[Stored dataset items]
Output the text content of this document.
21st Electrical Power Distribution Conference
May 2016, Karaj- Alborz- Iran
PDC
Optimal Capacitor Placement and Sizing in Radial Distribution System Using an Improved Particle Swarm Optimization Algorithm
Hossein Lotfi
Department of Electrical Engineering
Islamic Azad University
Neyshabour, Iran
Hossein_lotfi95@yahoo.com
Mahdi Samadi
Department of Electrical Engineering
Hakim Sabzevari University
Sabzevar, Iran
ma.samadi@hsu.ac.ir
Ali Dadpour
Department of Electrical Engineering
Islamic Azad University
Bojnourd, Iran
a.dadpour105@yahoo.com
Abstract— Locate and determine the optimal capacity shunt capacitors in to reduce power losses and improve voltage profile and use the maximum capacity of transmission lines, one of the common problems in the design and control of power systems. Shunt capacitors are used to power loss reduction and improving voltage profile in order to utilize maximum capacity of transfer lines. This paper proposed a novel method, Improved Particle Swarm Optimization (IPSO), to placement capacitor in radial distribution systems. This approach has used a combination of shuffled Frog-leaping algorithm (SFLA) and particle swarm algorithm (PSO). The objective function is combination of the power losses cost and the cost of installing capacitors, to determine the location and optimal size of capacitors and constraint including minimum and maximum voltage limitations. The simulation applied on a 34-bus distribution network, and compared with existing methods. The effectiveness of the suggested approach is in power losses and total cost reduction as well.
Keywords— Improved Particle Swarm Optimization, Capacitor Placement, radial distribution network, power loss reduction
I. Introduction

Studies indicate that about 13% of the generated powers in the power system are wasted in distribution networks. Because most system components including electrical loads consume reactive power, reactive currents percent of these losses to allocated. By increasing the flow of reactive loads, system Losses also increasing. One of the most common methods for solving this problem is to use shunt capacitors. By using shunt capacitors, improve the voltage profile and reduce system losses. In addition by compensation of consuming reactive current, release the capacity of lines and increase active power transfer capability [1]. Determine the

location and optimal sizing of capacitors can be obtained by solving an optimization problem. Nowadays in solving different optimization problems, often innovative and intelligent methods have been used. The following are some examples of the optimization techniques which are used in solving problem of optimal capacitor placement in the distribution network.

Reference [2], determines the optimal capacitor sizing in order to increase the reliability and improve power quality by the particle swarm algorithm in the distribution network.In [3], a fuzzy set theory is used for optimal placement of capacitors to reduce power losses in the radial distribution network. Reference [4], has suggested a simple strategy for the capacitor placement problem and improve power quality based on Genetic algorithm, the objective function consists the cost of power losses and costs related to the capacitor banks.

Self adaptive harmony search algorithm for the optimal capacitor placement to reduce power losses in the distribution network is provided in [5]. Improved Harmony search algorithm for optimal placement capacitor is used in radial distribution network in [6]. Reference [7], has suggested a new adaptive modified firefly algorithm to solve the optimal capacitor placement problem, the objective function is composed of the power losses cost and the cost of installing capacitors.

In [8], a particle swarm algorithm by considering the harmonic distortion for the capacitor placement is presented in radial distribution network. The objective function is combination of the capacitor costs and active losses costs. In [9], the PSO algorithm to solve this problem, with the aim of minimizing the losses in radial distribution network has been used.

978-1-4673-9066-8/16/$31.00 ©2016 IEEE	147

...

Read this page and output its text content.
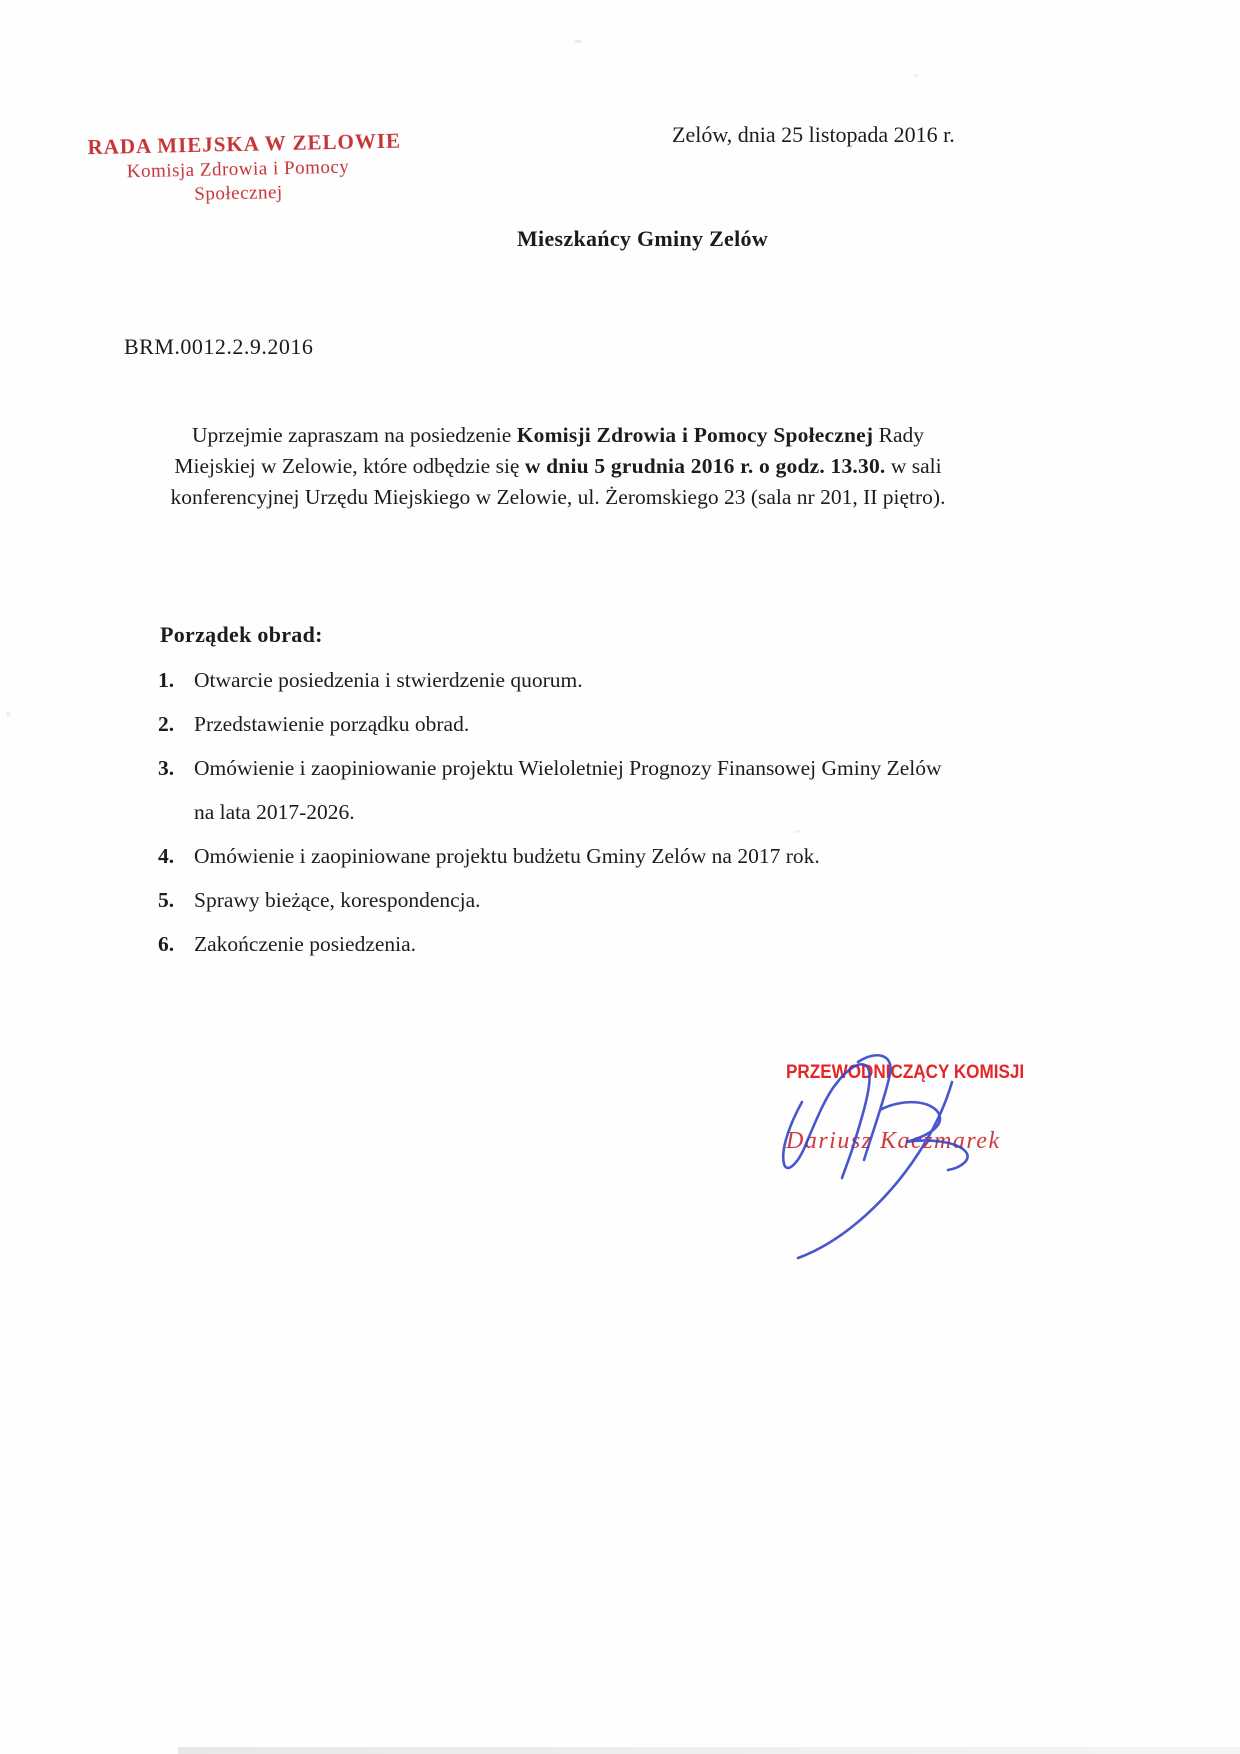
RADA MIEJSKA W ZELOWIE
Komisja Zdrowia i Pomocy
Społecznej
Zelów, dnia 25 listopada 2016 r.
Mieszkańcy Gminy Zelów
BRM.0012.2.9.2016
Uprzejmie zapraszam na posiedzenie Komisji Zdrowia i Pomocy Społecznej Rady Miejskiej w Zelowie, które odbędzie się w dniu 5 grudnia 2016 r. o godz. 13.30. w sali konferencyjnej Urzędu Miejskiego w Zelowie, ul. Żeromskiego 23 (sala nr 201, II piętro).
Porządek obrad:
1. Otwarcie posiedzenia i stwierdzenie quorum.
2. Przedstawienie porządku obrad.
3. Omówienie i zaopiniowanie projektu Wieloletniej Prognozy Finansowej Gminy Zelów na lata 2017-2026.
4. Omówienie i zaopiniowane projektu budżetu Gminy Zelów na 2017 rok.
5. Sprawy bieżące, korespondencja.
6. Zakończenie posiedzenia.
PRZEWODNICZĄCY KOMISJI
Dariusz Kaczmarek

...

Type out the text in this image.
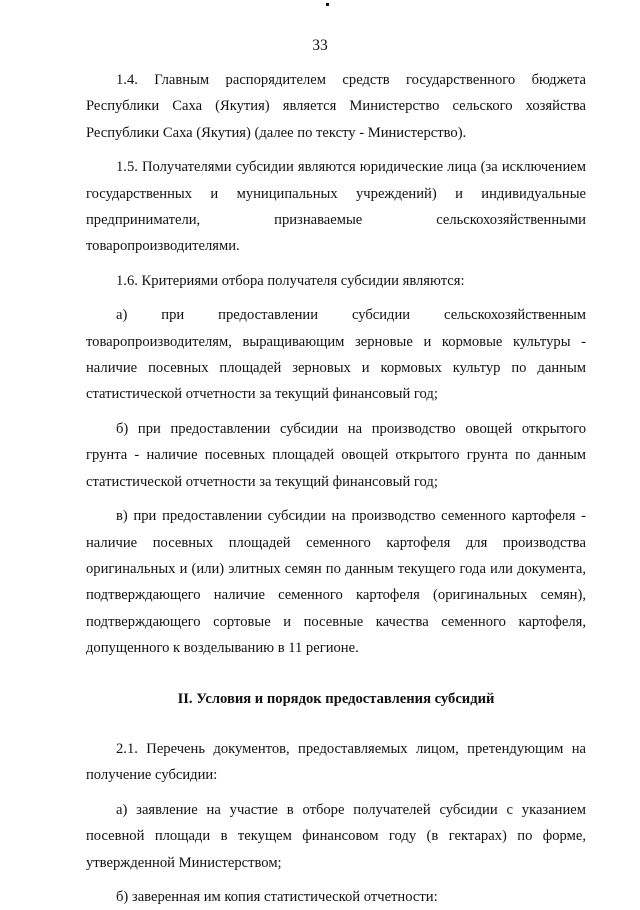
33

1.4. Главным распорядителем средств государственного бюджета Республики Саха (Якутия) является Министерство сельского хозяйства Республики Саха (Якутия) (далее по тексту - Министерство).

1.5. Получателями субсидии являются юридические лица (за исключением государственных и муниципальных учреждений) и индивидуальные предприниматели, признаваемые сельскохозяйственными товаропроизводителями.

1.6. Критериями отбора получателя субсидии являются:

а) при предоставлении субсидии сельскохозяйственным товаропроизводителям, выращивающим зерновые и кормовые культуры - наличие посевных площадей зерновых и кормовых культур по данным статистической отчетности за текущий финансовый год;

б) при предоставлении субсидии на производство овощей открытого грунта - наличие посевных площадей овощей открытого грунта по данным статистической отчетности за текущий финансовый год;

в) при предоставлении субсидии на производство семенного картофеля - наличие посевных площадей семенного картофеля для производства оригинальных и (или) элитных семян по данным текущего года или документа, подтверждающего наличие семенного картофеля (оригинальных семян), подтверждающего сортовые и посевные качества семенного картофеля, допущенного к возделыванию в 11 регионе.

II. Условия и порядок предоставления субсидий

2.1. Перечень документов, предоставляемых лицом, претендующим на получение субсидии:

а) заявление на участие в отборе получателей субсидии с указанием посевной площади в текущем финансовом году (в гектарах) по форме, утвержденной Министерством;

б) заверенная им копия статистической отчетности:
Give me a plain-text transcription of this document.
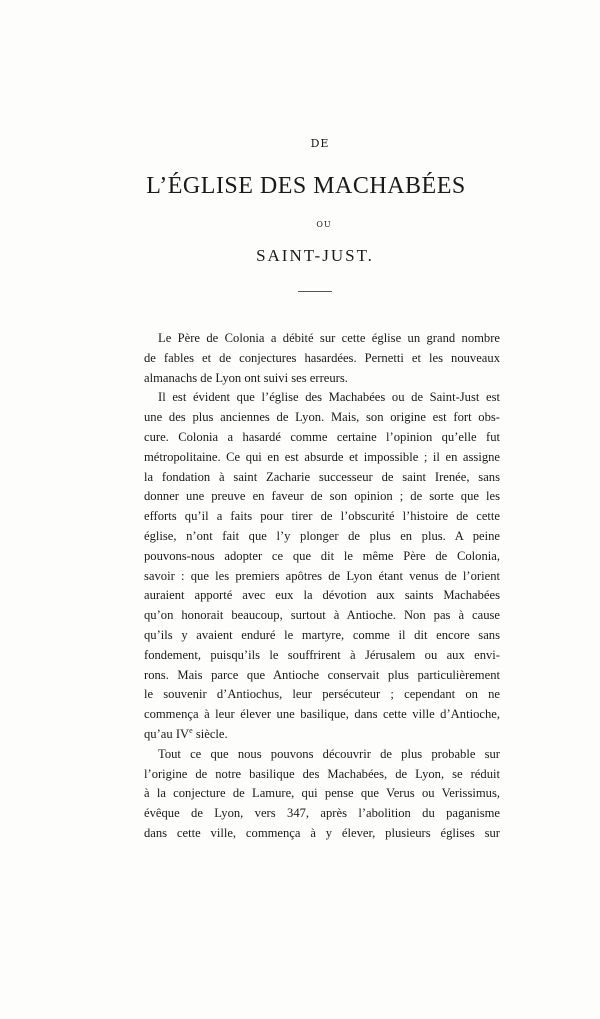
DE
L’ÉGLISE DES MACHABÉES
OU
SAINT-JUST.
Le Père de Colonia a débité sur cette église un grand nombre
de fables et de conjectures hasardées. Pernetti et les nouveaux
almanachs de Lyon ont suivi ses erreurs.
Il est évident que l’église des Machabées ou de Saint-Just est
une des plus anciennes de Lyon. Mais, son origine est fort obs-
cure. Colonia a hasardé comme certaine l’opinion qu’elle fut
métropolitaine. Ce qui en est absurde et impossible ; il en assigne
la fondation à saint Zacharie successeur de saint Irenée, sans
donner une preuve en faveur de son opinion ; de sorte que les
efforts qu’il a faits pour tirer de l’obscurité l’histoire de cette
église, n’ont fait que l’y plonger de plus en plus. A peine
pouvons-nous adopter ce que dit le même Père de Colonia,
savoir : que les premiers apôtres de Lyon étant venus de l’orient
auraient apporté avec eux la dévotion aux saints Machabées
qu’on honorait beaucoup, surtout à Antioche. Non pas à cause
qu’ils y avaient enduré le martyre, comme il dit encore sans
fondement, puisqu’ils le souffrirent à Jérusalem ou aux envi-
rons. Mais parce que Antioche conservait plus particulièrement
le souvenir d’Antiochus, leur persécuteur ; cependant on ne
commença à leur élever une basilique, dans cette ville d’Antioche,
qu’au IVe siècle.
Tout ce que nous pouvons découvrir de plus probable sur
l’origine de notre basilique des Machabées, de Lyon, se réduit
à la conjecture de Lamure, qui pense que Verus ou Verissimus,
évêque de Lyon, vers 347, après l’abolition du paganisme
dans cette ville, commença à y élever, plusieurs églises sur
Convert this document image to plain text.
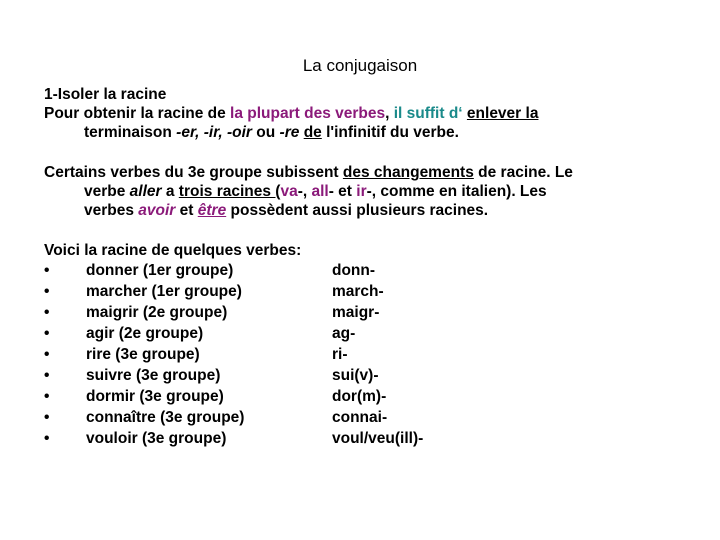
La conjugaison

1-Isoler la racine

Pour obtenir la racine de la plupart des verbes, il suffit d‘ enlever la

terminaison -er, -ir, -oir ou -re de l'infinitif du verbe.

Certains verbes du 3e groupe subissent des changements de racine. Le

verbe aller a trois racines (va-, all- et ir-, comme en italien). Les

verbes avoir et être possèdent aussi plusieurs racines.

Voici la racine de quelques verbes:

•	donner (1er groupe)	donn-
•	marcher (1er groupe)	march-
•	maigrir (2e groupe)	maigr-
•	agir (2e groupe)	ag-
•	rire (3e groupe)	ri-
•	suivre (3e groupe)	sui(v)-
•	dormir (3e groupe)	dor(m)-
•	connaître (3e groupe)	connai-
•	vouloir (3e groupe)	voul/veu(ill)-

→ GOAL OF THE EXERCISE
Pull out each line of the entries that contains "document".

→ PROBLEM SOLUTION
Output the text content of this document.
Give me a plain-text transcription of this document.
Convert this document image to plain text.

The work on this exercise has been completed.